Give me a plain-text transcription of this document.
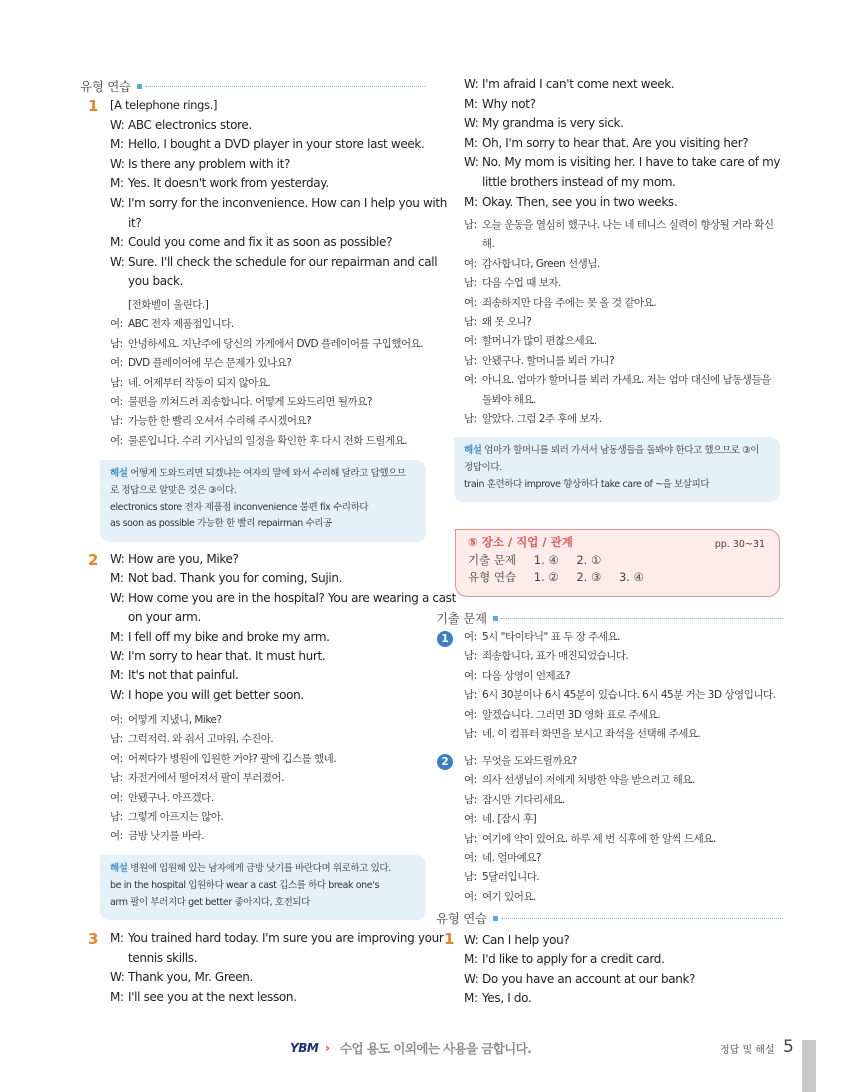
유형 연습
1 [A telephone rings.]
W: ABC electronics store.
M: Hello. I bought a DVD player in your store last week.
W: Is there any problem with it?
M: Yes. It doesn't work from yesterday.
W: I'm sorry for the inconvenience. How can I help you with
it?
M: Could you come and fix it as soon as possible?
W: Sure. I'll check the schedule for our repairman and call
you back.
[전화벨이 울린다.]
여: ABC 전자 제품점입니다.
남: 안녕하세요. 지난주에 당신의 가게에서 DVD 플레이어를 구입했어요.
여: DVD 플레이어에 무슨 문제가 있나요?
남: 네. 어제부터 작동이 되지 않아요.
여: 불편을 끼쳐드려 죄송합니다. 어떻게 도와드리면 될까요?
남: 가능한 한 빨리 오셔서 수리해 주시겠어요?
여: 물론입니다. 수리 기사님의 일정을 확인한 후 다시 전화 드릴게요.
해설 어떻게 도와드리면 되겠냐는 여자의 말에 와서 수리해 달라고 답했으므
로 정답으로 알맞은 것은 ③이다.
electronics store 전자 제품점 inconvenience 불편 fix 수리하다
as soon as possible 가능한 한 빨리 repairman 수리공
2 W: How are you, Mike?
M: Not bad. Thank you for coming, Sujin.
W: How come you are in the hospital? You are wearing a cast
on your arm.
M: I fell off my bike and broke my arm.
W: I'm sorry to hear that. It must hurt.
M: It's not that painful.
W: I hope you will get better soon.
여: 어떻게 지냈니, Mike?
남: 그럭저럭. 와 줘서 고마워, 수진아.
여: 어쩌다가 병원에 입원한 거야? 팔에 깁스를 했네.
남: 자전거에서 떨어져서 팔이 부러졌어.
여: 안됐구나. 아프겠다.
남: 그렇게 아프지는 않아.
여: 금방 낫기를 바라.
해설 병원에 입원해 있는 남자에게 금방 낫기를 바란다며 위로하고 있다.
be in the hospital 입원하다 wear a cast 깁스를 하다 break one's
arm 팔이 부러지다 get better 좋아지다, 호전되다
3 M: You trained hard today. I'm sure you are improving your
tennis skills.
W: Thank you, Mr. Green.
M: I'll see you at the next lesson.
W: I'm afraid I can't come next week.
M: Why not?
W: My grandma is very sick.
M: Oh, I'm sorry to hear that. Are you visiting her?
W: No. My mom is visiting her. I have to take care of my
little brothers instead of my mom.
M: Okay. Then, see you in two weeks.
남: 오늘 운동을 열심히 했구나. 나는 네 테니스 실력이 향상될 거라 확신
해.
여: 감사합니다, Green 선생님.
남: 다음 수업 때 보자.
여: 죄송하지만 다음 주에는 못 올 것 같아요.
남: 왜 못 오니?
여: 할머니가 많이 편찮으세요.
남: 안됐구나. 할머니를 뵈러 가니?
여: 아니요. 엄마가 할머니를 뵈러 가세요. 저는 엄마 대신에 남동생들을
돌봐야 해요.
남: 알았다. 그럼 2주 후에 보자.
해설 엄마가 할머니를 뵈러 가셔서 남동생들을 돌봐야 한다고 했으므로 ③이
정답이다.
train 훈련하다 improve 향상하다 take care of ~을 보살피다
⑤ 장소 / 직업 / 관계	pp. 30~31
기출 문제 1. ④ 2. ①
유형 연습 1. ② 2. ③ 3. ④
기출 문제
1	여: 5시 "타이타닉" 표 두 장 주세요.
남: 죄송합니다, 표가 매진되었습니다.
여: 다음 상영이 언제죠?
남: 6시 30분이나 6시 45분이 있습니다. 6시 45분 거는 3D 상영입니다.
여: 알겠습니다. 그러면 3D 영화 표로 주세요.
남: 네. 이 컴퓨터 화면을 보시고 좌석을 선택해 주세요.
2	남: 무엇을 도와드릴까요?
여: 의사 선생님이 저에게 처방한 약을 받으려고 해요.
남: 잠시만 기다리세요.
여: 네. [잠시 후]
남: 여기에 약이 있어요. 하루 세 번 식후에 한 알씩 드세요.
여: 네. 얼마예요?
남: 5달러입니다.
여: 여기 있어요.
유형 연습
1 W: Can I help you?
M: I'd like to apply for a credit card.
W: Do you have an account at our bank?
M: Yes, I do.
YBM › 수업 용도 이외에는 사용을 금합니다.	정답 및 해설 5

- _Exercise prompt_:
Leave the pictures out and write out every entry exactly as given.

- _Output for this exercise_:
Give me a plain-text transcription of this document.
유형 연습
1 [A telephone rings.]
W: ABC electronics store.
M: Hello. I bought a DVD player in your store last week.
W: Is there any problem with it?
M: Yes. It doesn't work from yesterday.
W: I'm sorry for the inconvenience. How can I help you with
it?
M: Could you come and fix it as soon as possible?
W: Sure. I'll check the schedule for our repairman and call
you back.
[전화벨이 울린다.]
여: ABC 전자 제품점입니다.
남: 안녕하세요. 지난주에 당신의 가게에서 DVD 플레이어를 구입했어요.
여: DVD 플레이어에 무슨 문제가 있나요?
남: 네. 어제부터 작동이 되지 않아요.
여: 불편을 끼쳐드려 죄송합니다. 어떻게 도와드리면 될까요?
남: 가능한 한 빨리 오셔서 수리해 주시겠어요?
여: 물론입니다. 수리 기사님의 일정을 확인한 후 다시 전화 드릴게요.
해설 어떻게 도와드리면 되겠냐는 여자의 말에 와서 수리해 달라고 답했으므
로 정답으로 알맞은 것은 ③이다.
electronics store 전자 제품점 inconvenience 불편 fix 수리하다
as soon as possible 가능한 한 빨리 repairman 수리공
2 W: How are you, Mike?
M: Not bad. Thank you for coming, Sujin.
W: How come you are in the hospital? You are wearing a cast
on your arm.
M: I fell off my bike and broke my arm.
W: I'm sorry to hear that. It must hurt.
M: It's not that painful.
W: I hope you will get better soon.
여: 어떻게 지냈니, Mike?
남: 그럭저럭. 와 줘서 고마워, 수진아.
여: 어쩌다가 병원에 입원한 거야? 팔에 깁스를 했네.
남: 자전거에서 떨어져서 팔이 부러졌어.
여: 안됐구나. 아프겠다.
남: 그렇게 아프지는 않아.
여: 금방 낫기를 바라.
해설 병원에 입원해 있는 남자에게 금방 낫기를 바란다며 위로하고 있다.
be in the hospital 입원하다 wear a cast 깁스를 하다 break one's
arm 팔이 부러지다 get better 좋아지다, 호전되다
3 M: You trained hard today. I'm sure you are improving your
tennis skills.
W: Thank you, Mr. Green.
M: I'll see you at the next lesson.
W: I'm afraid I can't come next week.
M: Why not?
W: My grandma is very sick.
M: Oh, I'm sorry to hear that. Are you visiting her?
W: No. My mom is visiting her. I have to take care of my
little brothers instead of my mom.
M: Okay. Then, see you in two weeks.
남: 오늘 운동을 열심히 했구나. 나는 네 테니스 실력이 향상될 거라 확신
해.
여: 감사합니다, Green 선생님.
남: 다음 수업 때 보자.
여: 죄송하지만 다음 주에는 못 올 것 같아요.
남: 왜 못 오니?
여: 할머니가 많이 편찮으세요.
남: 안됐구나. 할머니를 뵈러 가니?
여: 아니요. 엄마가 할머니를 뵈러 가세요. 저는 엄마 대신에 남동생들을
돌봐야 해요.
남: 알았다. 그럼 2주 후에 보자.
해설 엄마가 할머니를 뵈러 가셔서 남동생들을 돌봐야 한다고 했으므로 ③이
정답이다.
train 훈련하다 improve 향상하다 take care of ~을 보살피다
⑤ 장소 / 직업 / 관계	pp. 30~31
기출 문제 1. ④ 2. ①
유형 연습 1. ② 2. ③ 3. ④
기출 문제
1	여: 5시 "타이타닉" 표 두 장 주세요.
남: 죄송합니다, 표가 매진되었습니다.
여: 다음 상영이 언제죠?
남: 6시 30분이나 6시 45분이 있습니다. 6시 45분 거는 3D 상영입니다.
여: 알겠습니다. 그러면 3D 영화 표로 주세요.
남: 네. 이 컴퓨터 화면을 보시고 좌석을 선택해 주세요.
2	남: 무엇을 도와드릴까요?
여: 의사 선생님이 저에게 처방한 약을 받으려고 해요.
남: 잠시만 기다리세요.
여: 네. [잠시 후]
남: 여기에 약이 있어요. 하루 세 번 식후에 한 알씩 드세요.
여: 네. 얼마예요?
남: 5달러입니다.
여: 여기 있어요.
유형 연습
1 W: Can I help you?
M: I'd like to apply for a credit card.
W: Do you have an account at our bank?
M: Yes, I do.
YBM › 수업 용도 이외에는 사용을 금합니다.	정답 및 해설 5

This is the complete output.